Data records
☆ ☆ ☆ ☆ ☆

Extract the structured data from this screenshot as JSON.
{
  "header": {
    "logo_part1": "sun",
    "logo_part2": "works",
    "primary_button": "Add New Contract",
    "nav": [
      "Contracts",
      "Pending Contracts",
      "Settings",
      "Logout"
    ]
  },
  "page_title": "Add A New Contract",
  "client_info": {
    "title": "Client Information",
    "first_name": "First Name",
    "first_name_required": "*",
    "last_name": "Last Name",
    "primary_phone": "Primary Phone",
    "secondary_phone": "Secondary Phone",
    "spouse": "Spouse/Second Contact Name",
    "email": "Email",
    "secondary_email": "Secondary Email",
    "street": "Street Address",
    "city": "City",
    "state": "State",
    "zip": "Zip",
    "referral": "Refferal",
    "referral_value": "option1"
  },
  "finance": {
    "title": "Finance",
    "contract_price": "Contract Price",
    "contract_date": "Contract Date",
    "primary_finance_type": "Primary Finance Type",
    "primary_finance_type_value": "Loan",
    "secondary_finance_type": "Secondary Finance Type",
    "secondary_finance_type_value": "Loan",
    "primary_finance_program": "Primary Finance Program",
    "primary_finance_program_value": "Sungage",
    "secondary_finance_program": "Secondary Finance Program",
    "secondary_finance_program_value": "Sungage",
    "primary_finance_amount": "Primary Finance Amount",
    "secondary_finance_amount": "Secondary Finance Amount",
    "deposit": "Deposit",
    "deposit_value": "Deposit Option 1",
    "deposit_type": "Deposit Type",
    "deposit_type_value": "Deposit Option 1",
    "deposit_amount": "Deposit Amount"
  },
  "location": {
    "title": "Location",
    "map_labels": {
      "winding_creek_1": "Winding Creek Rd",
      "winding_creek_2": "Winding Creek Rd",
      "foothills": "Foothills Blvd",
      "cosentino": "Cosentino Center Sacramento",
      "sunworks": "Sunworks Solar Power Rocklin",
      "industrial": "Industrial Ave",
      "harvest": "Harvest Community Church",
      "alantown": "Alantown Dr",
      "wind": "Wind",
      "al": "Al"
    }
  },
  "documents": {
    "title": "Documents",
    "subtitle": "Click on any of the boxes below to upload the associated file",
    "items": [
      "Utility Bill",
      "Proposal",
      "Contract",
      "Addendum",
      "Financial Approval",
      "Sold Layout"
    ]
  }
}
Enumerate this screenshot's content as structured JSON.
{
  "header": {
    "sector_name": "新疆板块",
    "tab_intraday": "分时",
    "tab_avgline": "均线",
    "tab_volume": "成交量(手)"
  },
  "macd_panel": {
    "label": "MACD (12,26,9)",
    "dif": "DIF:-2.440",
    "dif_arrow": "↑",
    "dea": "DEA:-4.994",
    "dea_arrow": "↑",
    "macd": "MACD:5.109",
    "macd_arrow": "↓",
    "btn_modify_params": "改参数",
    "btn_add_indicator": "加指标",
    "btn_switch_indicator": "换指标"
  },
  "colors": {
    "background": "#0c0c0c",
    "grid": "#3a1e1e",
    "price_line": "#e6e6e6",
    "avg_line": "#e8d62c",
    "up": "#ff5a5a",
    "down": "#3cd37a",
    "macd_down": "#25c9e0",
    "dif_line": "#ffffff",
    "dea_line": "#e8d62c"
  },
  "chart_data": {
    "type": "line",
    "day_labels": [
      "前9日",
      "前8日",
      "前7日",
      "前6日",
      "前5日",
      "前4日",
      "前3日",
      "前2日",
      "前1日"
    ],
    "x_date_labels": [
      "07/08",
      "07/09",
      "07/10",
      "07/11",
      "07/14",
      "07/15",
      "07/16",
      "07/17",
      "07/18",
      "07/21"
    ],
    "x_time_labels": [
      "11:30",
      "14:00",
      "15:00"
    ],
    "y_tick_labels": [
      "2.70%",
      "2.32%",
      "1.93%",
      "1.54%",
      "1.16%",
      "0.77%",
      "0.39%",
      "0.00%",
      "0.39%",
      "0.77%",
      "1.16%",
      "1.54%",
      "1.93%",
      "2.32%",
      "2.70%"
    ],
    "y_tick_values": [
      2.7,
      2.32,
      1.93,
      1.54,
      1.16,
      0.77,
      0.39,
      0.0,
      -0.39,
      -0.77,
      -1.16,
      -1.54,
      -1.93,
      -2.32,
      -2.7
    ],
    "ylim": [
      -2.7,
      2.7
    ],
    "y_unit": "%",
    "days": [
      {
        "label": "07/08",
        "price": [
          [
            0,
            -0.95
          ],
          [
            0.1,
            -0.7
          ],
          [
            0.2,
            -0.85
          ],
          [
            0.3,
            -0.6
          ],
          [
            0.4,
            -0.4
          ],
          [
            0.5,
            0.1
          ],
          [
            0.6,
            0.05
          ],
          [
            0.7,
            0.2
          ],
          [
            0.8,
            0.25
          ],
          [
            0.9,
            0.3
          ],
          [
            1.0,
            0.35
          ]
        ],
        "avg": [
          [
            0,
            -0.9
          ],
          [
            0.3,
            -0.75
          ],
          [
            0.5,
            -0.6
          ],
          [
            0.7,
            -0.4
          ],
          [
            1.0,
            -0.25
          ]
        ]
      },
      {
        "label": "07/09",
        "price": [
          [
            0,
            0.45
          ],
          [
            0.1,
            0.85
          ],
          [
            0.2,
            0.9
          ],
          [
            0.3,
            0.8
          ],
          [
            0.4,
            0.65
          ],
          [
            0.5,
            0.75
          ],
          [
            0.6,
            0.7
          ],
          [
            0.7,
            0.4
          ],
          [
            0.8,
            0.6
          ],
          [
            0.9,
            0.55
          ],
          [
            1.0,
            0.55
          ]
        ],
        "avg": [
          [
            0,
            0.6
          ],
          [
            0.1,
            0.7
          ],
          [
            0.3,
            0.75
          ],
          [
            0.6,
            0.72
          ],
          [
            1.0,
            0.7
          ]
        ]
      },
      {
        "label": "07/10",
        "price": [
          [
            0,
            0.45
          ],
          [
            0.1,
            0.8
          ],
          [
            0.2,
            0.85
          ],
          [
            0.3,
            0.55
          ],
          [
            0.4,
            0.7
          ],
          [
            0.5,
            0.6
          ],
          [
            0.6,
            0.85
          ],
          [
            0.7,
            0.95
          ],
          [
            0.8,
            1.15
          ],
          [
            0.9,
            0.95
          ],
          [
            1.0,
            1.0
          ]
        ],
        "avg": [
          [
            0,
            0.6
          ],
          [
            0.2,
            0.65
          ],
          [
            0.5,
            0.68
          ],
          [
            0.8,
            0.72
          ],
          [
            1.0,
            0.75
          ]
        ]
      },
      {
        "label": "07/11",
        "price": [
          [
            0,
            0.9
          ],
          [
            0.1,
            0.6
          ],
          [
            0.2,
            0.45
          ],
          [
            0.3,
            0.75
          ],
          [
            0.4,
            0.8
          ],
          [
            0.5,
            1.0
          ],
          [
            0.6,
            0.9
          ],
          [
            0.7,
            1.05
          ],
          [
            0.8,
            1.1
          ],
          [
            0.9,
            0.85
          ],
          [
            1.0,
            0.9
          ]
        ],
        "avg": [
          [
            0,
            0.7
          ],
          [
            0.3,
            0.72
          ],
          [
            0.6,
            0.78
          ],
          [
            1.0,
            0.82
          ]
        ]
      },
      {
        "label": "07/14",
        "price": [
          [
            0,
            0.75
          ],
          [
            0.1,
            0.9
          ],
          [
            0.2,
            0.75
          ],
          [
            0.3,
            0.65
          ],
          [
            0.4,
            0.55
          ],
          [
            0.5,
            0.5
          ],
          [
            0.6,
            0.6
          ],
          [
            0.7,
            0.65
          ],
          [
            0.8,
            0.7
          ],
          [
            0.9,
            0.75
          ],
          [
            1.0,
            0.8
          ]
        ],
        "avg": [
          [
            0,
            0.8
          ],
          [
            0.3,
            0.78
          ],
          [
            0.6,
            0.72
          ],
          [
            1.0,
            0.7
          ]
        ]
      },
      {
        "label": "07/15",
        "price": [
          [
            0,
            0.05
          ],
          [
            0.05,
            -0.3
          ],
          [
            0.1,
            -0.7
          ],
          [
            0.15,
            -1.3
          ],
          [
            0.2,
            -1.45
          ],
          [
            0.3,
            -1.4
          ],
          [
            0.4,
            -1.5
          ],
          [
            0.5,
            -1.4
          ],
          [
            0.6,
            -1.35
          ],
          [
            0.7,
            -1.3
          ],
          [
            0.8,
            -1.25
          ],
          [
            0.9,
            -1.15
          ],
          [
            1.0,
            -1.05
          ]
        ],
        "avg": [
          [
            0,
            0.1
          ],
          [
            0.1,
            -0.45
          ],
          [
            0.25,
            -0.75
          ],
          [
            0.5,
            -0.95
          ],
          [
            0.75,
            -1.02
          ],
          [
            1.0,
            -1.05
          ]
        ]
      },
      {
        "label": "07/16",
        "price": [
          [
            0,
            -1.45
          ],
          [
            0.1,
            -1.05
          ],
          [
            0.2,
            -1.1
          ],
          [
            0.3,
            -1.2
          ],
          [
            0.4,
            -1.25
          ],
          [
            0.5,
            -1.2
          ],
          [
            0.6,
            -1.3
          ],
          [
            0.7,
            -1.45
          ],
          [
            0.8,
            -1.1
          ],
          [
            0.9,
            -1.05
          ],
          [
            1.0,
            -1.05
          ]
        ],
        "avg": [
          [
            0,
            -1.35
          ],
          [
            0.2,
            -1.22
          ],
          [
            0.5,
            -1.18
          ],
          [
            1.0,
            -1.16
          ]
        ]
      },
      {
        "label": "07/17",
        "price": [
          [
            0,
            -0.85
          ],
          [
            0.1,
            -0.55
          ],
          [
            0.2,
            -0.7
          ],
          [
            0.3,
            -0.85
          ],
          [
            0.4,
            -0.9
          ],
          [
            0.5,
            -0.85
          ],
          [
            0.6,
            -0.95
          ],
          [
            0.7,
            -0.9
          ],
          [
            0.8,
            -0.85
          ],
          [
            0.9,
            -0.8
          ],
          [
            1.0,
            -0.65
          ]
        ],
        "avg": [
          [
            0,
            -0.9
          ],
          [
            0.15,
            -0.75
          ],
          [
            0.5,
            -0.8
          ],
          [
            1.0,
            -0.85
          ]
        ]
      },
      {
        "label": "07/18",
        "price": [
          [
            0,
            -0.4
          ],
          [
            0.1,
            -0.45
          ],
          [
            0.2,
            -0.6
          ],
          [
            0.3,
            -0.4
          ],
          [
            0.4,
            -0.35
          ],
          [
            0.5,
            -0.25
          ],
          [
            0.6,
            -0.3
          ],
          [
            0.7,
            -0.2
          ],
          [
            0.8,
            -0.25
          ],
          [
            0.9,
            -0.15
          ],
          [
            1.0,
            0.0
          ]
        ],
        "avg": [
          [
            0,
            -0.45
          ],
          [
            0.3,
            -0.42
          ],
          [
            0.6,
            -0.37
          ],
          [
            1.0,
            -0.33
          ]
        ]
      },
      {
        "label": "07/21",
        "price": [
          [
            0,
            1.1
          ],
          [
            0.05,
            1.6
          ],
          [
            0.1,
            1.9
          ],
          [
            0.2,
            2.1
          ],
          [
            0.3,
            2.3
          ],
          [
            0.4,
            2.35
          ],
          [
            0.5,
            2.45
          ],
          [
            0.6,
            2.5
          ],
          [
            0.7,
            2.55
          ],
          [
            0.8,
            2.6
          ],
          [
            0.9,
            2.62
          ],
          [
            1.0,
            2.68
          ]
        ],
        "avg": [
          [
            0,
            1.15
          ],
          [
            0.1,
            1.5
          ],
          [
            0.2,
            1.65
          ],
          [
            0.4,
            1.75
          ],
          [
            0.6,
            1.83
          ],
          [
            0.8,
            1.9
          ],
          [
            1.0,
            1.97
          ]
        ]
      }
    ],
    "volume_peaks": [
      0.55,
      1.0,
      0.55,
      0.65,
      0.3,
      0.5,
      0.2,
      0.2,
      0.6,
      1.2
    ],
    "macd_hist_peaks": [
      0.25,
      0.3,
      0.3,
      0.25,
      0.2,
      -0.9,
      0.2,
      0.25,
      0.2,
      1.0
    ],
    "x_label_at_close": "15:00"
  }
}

☆ ☆ ☆ ☆ ☆

In the data above, count the lines where the word "Amount" appears; reply with the number only.

__Solved exercise__. 3